• Requirement: Identify the lines in the data below that contain "Analyst" and give only how many there are.

• Records provided:
════════════════════

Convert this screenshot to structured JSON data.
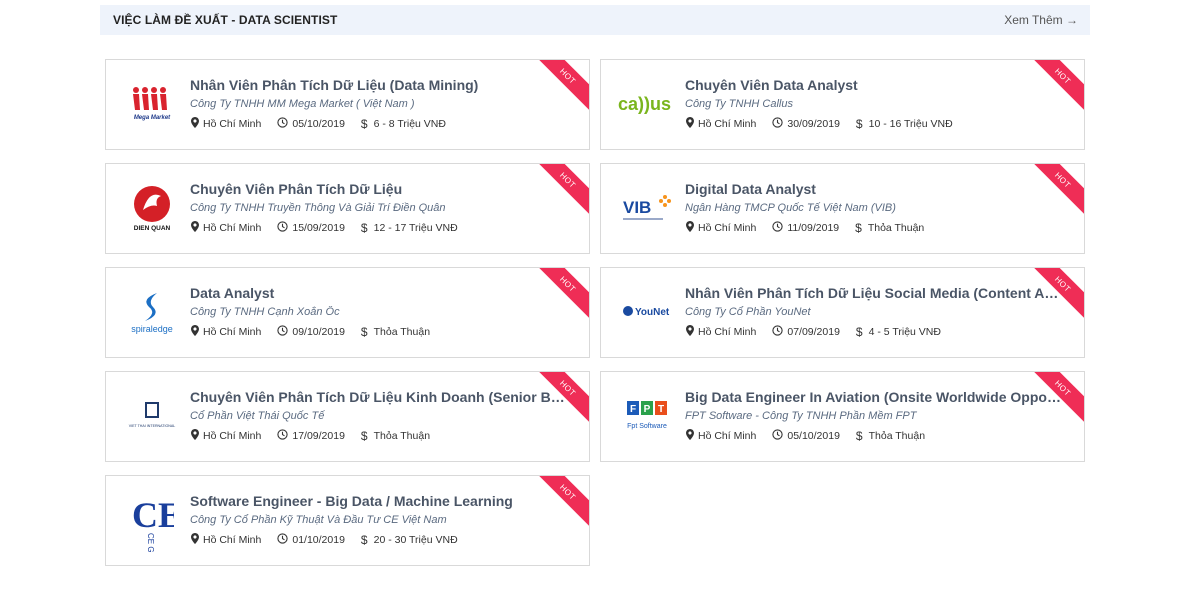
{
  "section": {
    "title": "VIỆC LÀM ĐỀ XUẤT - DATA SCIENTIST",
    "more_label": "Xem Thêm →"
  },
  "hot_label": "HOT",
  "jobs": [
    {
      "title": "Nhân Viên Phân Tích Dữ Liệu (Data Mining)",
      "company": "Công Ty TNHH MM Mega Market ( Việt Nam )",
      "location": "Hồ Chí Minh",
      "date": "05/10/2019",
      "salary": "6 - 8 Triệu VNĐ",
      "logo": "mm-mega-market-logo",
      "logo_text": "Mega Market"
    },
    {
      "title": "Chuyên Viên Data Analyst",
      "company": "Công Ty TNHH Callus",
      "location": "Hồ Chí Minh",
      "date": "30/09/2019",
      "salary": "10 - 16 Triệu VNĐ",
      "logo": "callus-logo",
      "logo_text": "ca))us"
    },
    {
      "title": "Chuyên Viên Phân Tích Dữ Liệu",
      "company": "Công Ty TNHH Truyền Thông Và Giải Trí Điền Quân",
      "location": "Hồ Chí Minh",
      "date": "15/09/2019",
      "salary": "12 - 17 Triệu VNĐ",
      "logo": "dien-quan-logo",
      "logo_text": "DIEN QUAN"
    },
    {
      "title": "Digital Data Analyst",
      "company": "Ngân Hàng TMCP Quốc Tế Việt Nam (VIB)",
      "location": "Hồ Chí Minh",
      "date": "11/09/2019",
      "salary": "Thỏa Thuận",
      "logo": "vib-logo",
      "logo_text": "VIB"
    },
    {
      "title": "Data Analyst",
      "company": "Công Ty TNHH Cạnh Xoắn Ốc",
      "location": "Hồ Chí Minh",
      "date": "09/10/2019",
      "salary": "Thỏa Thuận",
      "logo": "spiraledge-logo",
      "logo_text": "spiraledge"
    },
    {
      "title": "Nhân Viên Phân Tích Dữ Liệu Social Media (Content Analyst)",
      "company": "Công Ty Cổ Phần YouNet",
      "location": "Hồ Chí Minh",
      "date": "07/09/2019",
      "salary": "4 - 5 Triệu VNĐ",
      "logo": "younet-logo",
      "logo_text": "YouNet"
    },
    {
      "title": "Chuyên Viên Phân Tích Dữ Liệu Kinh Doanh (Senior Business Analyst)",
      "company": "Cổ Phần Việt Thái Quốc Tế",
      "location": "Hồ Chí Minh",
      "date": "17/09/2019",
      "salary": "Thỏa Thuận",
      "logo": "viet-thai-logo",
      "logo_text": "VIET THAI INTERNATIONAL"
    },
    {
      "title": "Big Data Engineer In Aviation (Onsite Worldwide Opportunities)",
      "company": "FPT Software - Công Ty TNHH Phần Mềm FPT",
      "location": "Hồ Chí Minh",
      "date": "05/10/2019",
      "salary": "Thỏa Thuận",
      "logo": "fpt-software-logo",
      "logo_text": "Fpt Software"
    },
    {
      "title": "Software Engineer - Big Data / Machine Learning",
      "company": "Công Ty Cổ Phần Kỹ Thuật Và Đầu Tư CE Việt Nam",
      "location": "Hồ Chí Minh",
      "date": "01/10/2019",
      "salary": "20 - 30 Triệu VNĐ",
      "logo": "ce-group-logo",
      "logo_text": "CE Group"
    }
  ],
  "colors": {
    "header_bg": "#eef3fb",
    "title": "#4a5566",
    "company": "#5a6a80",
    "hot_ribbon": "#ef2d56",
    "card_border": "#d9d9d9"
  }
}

════════════════════

• Task result: 5